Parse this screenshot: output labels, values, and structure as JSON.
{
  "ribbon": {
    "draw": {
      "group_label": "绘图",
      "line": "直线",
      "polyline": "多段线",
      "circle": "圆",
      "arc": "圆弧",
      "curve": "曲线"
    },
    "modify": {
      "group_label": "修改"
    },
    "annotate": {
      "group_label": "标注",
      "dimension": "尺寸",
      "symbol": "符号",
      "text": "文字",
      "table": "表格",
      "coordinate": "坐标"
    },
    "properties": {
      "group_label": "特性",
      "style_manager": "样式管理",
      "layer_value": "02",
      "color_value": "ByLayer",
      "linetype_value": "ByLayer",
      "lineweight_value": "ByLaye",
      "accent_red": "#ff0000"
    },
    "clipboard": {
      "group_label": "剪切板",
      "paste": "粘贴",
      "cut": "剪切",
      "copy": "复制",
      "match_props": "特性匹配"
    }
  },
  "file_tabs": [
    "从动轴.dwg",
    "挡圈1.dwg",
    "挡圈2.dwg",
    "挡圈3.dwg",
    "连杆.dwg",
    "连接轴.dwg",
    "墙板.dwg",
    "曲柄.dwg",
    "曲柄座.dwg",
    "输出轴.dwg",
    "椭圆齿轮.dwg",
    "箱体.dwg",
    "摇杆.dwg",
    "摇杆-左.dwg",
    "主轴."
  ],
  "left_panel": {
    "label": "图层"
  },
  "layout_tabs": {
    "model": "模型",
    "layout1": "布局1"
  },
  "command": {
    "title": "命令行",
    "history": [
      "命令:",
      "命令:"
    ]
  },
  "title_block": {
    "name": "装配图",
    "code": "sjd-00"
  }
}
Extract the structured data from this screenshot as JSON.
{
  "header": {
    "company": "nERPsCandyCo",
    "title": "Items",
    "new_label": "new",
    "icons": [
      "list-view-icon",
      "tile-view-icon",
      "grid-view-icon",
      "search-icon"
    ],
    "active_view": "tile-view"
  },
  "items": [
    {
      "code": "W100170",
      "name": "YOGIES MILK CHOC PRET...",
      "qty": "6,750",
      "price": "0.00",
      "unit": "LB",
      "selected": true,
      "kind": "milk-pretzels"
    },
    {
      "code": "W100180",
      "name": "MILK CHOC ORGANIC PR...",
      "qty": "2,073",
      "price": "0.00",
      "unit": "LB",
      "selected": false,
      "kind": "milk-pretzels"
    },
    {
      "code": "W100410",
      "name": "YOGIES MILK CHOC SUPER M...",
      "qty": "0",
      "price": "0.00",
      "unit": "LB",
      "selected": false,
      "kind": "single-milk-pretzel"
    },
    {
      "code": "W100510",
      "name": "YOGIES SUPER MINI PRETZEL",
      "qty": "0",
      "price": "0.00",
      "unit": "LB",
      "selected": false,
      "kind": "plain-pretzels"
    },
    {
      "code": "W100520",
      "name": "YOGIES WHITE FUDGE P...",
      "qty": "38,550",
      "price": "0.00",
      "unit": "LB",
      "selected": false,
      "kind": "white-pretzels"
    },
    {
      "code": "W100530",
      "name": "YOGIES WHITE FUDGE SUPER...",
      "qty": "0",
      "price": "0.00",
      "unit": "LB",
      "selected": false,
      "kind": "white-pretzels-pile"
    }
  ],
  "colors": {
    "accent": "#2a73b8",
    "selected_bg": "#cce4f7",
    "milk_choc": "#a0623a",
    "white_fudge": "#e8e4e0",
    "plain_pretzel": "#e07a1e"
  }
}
•••••
■ SET PROBLEM
List all lines in the material containing the string "YOGIES".

■ RESULT OF THE EXERCISE
      "name": "YOGIES MILK CHOC PRET...",
      "name": "YOGIES MILK CHOC SUPER M...",
      "name": "YOGIES SUPER MINI PRETZEL",
      "name": "YOGIES WHITE FUDGE P...",
      "name": "YOGIES WHITE FUDGE SUPER...",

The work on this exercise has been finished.